• _The task_
Quote the whole listing word for word. Do not include the pictures.

#### Data entries

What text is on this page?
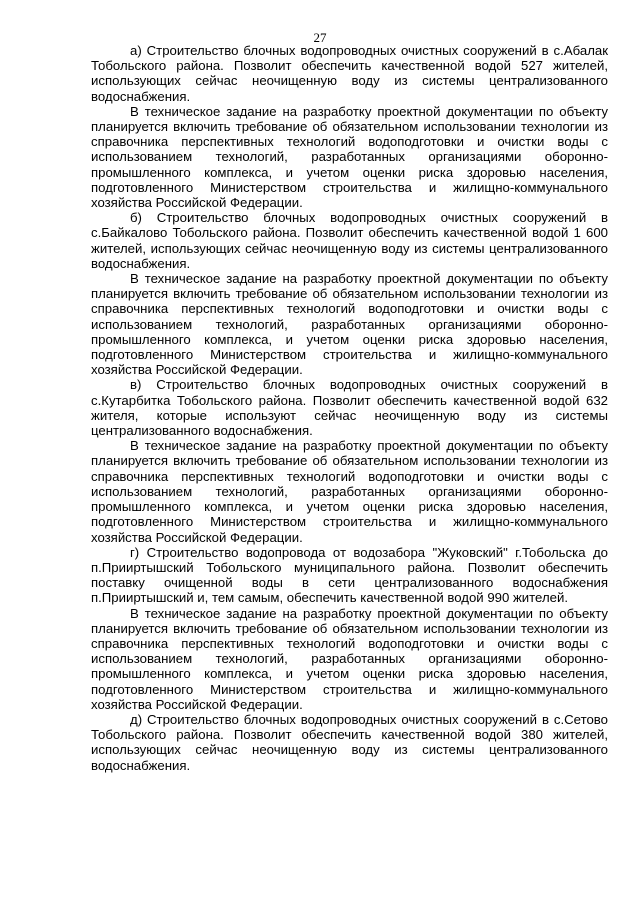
27

а) Строительство блочных водопроводных очистных сооружений в с.Абалак Тобольского района. Позволит обеспечить качественной водой 527 жителей, использующих сейчас неочищенную воду из системы централизованного водоснабжения.

В техническое задание на разработку проектной документации по объекту планируется включить требование об обязательном использовании технологии из справочника перспективных технологий водоподготовки и очистки воды с использованием технологий, разработанных организациями оборонно-промышленного комплекса, и учетом оценки риска здоровью населения, подготовленного Министерством строительства и жилищно-коммунального хозяйства Российской Федерации.

б) Строительство блочных водопроводных очистных сооружений в с.Байкалово Тобольского района. Позволит обеспечить качественной водой 1 600 жителей, использующих сейчас неочищенную воду из системы централизованного водоснабжения.

В техническое задание на разработку проектной документации по объекту планируется включить требование об обязательном использовании технологии из справочника перспективных технологий водоподготовки и очистки воды с использованием технологий, разработанных организациями оборонно-промышленного комплекса, и учетом оценки риска здоровью населения, подготовленного Министерством строительства и жилищно-коммунального хозяйства Российской Федерации.

в) Строительство блочных водопроводных очистных сооружений в с.Кутарбитка Тобольского района. Позволит обеспечить качественной водой 632 жителя, которые используют сейчас неочищенную воду из системы централизованного водоснабжения.

В техническое задание на разработку проектной документации по объекту планируется включить требование об обязательном использовании технологии из справочника перспективных технологий водоподготовки и очистки воды с использованием технологий, разработанных организациями оборонно-промышленного комплекса, и учетом оценки риска здоровью населения, подготовленного Министерством строительства и жилищно-коммунального хозяйства Российской Федерации.

г) Строительство водопровода от водозабора "Жуковский" г.Тобольска до п.Прииртышский Тобольского муниципального района. Позволит обеспечить поставку очищенной воды в сети централизованного водоснабжения п.Прииртышский и, тем самым, обеспечить качественной водой 990 жителей.

В техническое задание на разработку проектной документации по объекту планируется включить требование об обязательном использовании технологии из справочника перспективных технологий водоподготовки и очистки воды с использованием технологий, разработанных организациями оборонно-промышленного комплекса, и учетом оценки риска здоровью населения, подготовленного Министерством строительства и жилищно-коммунального хозяйства Российской Федерации.

д) Строительство блочных водопроводных очистных сооружений в с.Сетово Тобольского района. Позволит обеспечить качественной водой 380 жителей, использующих сейчас неочищенную воду из системы централизованного водоснабжения.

########

• _Result_
What text is on this page?
27

а) Строительство блочных водопроводных очистных сооружений в с.Абалак Тобольского района. Позволит обеспечить качественной водой 527 жителей, использующих сейчас неочищенную воду из системы централизованного водоснабжения.

В техническое задание на разработку проектной документации по объекту планируется включить требование об обязательном использовании технологии из справочника перспективных технологий водоподготовки и очистки воды с использованием технологий, разработанных организациями оборонно-промышленного комплекса, и учетом оценки риска здоровью населения, подготовленного Министерством строительства и жилищно-коммунального хозяйства Российской Федерации.

б) Строительство блочных водопроводных очистных сооружений в с.Байкалово Тобольского района. Позволит обеспечить качественной водой 1 600 жителей, использующих сейчас неочищенную воду из системы централизованного водоснабжения.

В техническое задание на разработку проектной документации по объекту планируется включить требование об обязательном использовании технологии из справочника перспективных технологий водоподготовки и очистки воды с использованием технологий, разработанных организациями оборонно-промышленного комплекса, и учетом оценки риска здоровью населения, подготовленного Министерством строительства и жилищно-коммунального хозяйства Российской Федерации.

в) Строительство блочных водопроводных очистных сооружений в с.Кутарбитка Тобольского района. Позволит обеспечить качественной водой 632 жителя, которые используют сейчас неочищенную воду из системы централизованного водоснабжения.

В техническое задание на разработку проектной документации по объекту планируется включить требование об обязательном использовании технологии из справочника перспективных технологий водоподготовки и очистки воды с использованием технологий, разработанных организациями оборонно-промышленного комплекса, и учетом оценки риска здоровью населения, подготовленного Министерством строительства и жилищно-коммунального хозяйства Российской Федерации.

г) Строительство водопровода от водозабора "Жуковский" г.Тобольска до п.Прииртышский Тобольского муниципального района. Позволит обеспечить поставку очищенной воды в сети централизованного водоснабжения п.Прииртышский и, тем самым, обеспечить качественной водой 990 жителей.

В техническое задание на разработку проектной документации по объекту планируется включить требование об обязательном использовании технологии из справочника перспективных технологий водоподготовки и очистки воды с использованием технологий, разработанных организациями оборонно-промышленного комплекса, и учетом оценки риска здоровью населения, подготовленного Министерством строительства и жилищно-коммунального хозяйства Российской Федерации.

д) Строительство блочных водопроводных очистных сооружений в с.Сетово Тобольского района. Позволит обеспечить качественной водой 380 жителей, использующих сейчас неочищенную воду из системы централизованного водоснабжения.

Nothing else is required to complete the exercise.